RECORDS FOR THIS EXERCISE:
○ ○ ○
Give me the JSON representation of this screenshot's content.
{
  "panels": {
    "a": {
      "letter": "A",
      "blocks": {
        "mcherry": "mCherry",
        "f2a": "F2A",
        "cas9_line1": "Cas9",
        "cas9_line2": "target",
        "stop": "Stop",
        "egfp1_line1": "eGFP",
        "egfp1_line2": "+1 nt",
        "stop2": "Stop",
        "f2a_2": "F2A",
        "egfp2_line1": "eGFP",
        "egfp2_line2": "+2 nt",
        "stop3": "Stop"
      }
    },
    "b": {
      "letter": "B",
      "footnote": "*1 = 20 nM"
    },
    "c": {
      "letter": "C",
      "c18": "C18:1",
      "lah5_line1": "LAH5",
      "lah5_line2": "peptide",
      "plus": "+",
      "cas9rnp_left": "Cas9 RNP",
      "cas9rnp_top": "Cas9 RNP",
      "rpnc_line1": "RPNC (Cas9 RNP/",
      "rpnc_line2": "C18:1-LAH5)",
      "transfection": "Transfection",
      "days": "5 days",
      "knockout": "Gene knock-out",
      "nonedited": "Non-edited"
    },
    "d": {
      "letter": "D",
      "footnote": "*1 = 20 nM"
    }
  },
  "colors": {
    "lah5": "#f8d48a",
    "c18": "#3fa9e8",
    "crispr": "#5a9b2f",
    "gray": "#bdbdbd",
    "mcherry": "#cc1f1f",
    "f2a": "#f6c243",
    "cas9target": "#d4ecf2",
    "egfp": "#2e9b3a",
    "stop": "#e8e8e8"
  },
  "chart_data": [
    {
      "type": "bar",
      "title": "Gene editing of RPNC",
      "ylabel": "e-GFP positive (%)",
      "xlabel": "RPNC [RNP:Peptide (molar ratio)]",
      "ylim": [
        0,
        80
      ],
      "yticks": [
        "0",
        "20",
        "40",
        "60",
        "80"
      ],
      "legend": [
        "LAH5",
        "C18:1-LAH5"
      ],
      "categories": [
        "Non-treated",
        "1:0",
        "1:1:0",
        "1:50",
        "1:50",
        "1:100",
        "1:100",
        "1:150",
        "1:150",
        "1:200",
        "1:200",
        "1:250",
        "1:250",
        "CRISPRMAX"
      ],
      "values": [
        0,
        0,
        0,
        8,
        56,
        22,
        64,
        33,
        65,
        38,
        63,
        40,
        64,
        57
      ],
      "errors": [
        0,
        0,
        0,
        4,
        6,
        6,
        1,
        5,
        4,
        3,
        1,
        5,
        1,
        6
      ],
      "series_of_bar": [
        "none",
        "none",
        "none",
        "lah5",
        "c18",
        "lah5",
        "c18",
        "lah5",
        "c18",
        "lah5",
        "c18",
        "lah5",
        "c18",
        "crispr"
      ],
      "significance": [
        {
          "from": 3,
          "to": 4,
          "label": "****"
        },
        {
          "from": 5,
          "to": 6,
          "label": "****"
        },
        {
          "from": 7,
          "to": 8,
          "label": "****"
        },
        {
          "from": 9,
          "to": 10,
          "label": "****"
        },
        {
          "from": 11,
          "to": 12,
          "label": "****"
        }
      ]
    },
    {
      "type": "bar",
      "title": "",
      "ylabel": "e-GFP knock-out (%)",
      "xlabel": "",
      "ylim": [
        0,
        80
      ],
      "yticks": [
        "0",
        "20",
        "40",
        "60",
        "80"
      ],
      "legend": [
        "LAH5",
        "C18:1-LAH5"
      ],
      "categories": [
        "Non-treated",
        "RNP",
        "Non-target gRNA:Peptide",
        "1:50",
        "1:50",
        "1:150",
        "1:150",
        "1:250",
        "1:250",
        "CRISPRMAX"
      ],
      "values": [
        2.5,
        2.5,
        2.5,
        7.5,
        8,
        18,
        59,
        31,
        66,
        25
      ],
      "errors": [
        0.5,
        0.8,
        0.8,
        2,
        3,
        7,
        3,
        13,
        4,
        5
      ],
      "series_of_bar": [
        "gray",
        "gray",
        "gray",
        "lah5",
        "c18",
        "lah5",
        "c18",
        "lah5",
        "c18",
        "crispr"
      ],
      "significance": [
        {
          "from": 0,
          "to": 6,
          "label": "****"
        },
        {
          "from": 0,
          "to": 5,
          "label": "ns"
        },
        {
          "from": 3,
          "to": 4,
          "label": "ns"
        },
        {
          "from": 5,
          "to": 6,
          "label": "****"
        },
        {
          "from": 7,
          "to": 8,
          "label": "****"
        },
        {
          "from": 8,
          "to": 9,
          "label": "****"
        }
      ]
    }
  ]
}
○ ○ ○
EXERCISE INSTRUCTIONS: Search the records for lines holding the word "knock", then copy each line you find.

SOLUTION:
      "knockout": "Gene knock-out",
      "ylabel": "e-GFP knock-out (%)",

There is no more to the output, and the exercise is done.